The school provides its experimentum crucis, i.e. to place well-known specialists, developing various projects, in an enclosed space and wait. Siberian forest should be a meeting place for ideas that could not meet elsewhere. The limited means of communication with the outside world (there is no Internet in the Tyumen forest) creates a situation, where everyone speaks for herself and not as a representative of her academic networks and hierarchical groups. We are working to ensure that the dichotomy of the periphery and center is no longer valid. We want to create a unique atmosphere which would be conducive to dialogue and collective writing in a perfect case. We believe that a hybrid theoretical project is more viable than rather anemic and fading theories with a good pedigree.
We want to create a productive intellectual environment on the borders of academia, which would cross it freely. We remember places, where an intellectual ferment took place in different epochs: from the French salons of the Enlightenment to the Viennese cafes of the early twentieth century. We want to gather in the Siberian outback a critical mass of researchers for at least one week. Illuminations changes people. We hope, for the better. And we invite you to check it out.
Foundation and justification in English can be expressed by the word grounding. The foundation requires evidence to resist, the building requires an extensive projective depth. Various representatives of European philosophy from Descartes to Kant placed the problem of foundation higher than the problem of experience and being. The paradox is that the foundation justifies itself. The law of sufficient ground supports the world in which it exists. It is not a matter of difference between optics and descriptive languages, but of the way of thinking preoccupied with its own foundation. Another crisis of the foundation forces us to ask, whether the problem of foundation is a pseudo-problem.
Is there a symmetry between institutional forms of knowledge and “progress of science”? How everyday experience and practices of specific disciplines are related to speculative projects? Does it make sense to talk about “scientific wars” or is it just the Enlightenment’s preventive struggle against obscurantism, a counter-rebel operation of the legitimate government of Reason against the terrorism of “post-truth”?

- Data section:
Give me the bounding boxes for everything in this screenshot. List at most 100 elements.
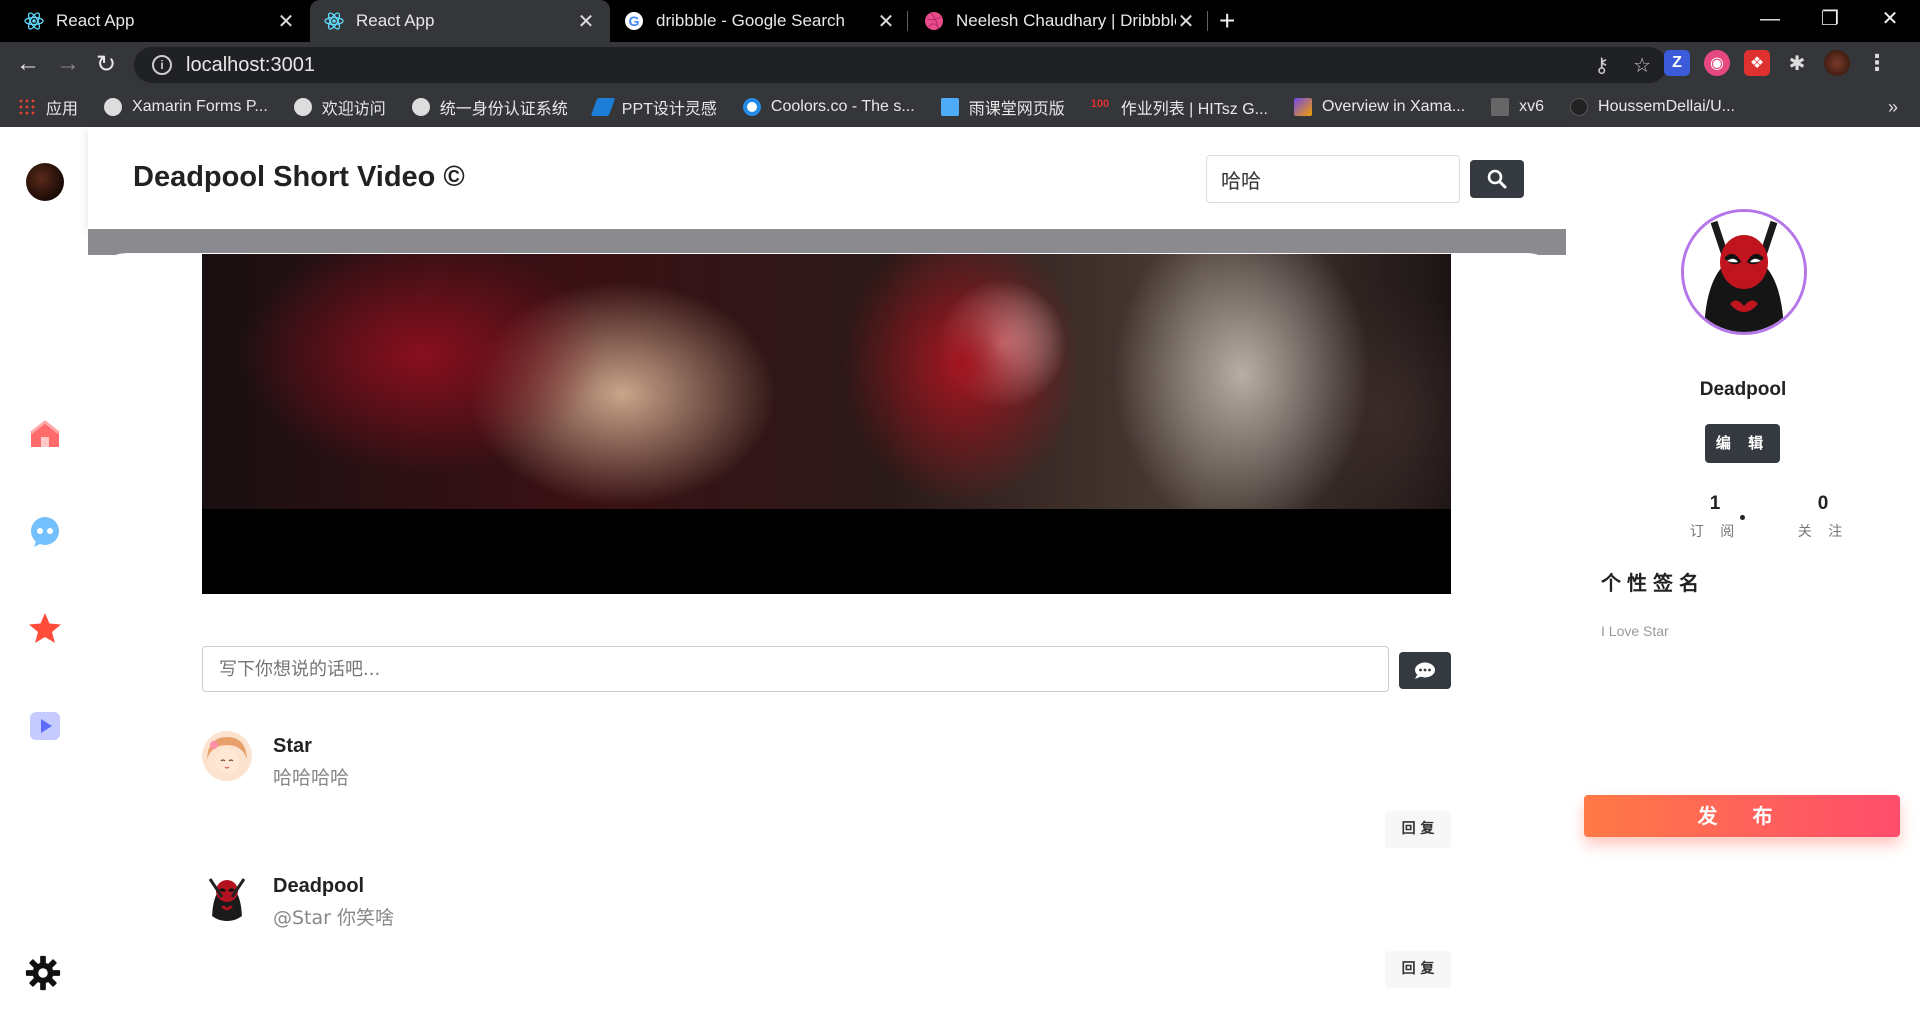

- Problem to work on: Quote word for word the stretch from "Foundation and justification" through "is a pseudo-problem." in the passage about the school in the Siberian forest.

- Task answer:
Foundation and justification in English can be expressed by the word grounding. The foundation requires evidence to resist, the building requires an extensive projective depth. Various representatives of European philosophy from Descartes to Kant placed the problem of foundation higher than the problem of experience and being. The paradox is that the foundation justifies itself. The law of sufficient ground supports the world in which it exists. It is not a matter of difference between optics and descriptive languages, but of the way of thinking preoccupied with its own foundation. Another crisis of the foundation forces us to ask, whether the problem of foundation is a pseudo-problem.